(DATA IN THIS EXERCISE)
>>
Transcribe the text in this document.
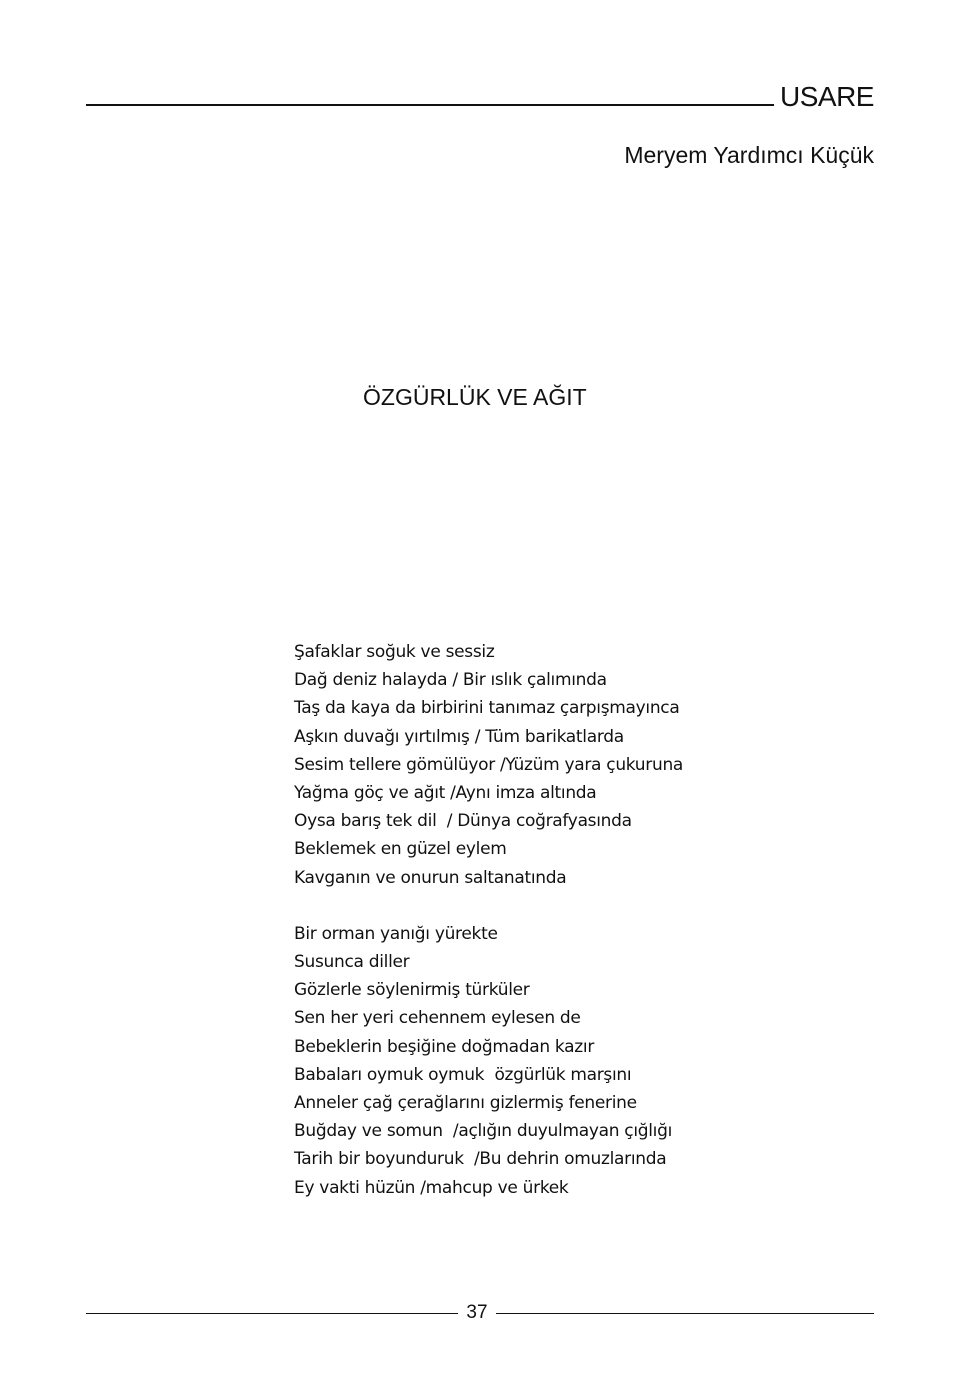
USARE
Meryem Yardımcı Küçük
ÖZGÜRLÜK VE AĞIT
Şafaklar soğuk ve sessiz
Dağ deniz halayda / Bir ıslık çalımında
Taş da kaya da birbirini tanımaz çarpışmayınca
Aşkın duvağı yırtılmış / Tüm barikatlarda
Sesim tellere gömülüyor /Yüzüm yara çukuruna
Yağma göç ve ağıt /Aynı imza altında
Oysa barış tek dil  / Dünya coğrafyasında
Beklemek en güzel eylem
Kavganın ve onurun saltanatında
Bir orman yanığı yürekte
Susunca diller
Gözlerle söylenirmiş türküler
Sen her yeri cehennem eylesen de
Bebeklerin beşiğine doğmadan kazır
Babaları oymuk oymuk  özgürlük marşını
Anneler çağ çerağlarını gizlermiş fenerine
Buğday ve somun  /açlığın duyulmayan çığlığı
Tarih bir boyunduruk  /Bu dehrin omuzlarında
Ey vakti hüzün /mahcup ve ürkek
37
<<
Every record above should be transcribed exactly; the pictures stay out of the copy.

Transcribe the text in this document.
USARE
Meryem Yardımcı Küçük
ÖZGÜRLÜK VE AĞIT
Şafaklar soğuk ve sessiz
Dağ deniz halayda / Bir ıslık çalımında
Taş da kaya da birbirini tanımaz çarpışmayınca
Aşkın duvağı yırtılmış / Tüm barikatlarda
Sesim tellere gömülüyor /Yüzüm yara çukuruna
Yağma göç ve ağıt /Aynı imza altında
Oysa barış tek dil  / Dünya coğrafyasında
Beklemek en güzel eylem
Kavganın ve onurun saltanatında
Bir orman yanığı yürekte
Susunca diller
Gözlerle söylenirmiş türküler
Sen her yeri cehennem eylesen de
Bebeklerin beşiğine doğmadan kazır
Babaları oymuk oymuk  özgürlük marşını
Anneler çağ çerağlarını gizlermiş fenerine
Buğday ve somun  /açlığın duyulmayan çığlığı
Tarih bir boyunduruk  /Bu dehrin omuzlarında
Ey vakti hüzün /mahcup ve ürkek
37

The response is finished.